**WHAT IS ASKED:**
In the material below, list every line carrying the string "Annual".

**DATA TO USE:**
-*-
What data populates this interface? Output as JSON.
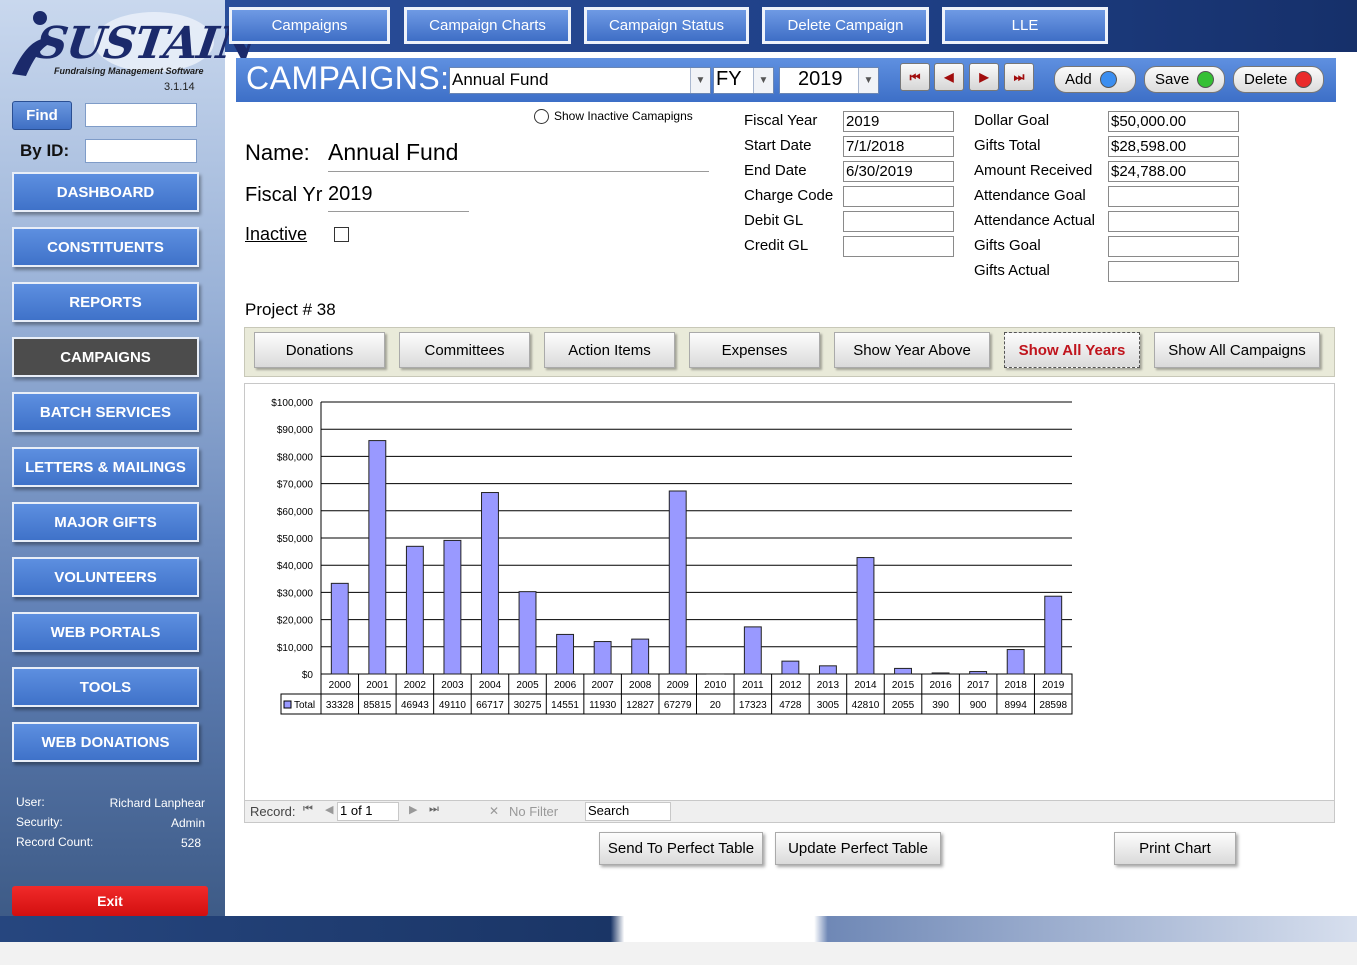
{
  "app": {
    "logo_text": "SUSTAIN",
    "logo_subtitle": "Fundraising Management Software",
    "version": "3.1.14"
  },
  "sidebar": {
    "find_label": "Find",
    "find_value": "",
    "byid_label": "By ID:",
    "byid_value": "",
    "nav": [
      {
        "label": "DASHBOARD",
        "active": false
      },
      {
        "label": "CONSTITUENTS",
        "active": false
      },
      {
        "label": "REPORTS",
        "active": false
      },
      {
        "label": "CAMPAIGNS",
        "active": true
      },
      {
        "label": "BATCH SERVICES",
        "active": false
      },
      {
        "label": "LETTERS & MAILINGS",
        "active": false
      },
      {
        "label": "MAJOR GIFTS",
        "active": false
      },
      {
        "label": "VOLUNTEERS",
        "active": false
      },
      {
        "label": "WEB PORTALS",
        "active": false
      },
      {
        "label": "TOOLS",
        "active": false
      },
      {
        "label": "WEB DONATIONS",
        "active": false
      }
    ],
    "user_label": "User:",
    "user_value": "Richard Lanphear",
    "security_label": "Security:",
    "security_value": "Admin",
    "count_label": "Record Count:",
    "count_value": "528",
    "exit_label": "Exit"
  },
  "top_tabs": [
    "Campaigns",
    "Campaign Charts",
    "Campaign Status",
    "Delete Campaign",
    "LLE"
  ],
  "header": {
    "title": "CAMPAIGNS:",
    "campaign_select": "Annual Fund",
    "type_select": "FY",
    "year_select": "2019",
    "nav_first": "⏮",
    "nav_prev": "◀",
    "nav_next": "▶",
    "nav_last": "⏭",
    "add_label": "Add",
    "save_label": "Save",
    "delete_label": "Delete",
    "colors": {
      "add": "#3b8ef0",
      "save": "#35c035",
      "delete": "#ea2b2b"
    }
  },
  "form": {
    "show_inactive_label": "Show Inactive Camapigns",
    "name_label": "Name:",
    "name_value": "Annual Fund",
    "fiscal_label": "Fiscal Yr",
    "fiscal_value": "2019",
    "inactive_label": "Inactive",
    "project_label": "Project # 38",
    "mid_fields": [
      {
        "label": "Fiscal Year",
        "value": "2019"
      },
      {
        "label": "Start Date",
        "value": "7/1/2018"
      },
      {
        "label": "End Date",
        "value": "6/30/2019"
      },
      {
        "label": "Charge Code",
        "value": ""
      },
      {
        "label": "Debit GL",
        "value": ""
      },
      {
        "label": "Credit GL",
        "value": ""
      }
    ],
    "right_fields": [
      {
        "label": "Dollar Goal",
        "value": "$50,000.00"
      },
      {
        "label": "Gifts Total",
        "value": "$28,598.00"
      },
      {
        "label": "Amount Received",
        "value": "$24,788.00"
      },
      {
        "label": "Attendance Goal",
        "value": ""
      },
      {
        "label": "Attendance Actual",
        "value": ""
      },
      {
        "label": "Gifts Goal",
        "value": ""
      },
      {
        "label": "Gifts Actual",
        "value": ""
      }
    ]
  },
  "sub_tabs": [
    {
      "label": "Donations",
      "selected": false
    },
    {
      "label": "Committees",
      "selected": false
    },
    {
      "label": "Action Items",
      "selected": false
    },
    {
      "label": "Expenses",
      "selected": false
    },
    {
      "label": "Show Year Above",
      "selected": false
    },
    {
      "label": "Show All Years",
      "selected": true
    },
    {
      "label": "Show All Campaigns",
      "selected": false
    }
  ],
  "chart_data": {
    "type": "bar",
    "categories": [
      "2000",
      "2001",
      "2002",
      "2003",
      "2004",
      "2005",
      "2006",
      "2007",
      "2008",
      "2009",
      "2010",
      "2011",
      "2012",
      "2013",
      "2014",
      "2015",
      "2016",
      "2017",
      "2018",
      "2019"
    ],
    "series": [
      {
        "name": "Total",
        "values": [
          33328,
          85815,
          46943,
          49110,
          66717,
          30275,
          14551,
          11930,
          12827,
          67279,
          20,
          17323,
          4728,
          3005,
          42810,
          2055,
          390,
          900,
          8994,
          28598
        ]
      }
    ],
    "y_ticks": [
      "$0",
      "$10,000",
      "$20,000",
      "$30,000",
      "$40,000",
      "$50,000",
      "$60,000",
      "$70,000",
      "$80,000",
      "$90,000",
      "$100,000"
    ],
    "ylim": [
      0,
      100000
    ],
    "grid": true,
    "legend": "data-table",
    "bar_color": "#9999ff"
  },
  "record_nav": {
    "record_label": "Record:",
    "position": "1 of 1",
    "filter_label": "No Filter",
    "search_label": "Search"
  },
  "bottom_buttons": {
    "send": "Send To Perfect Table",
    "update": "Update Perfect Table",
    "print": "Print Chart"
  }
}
-*-
**SOLUTION:**
    "campaign_select": "Annual Fund",
    "name_value": "Annual Fund",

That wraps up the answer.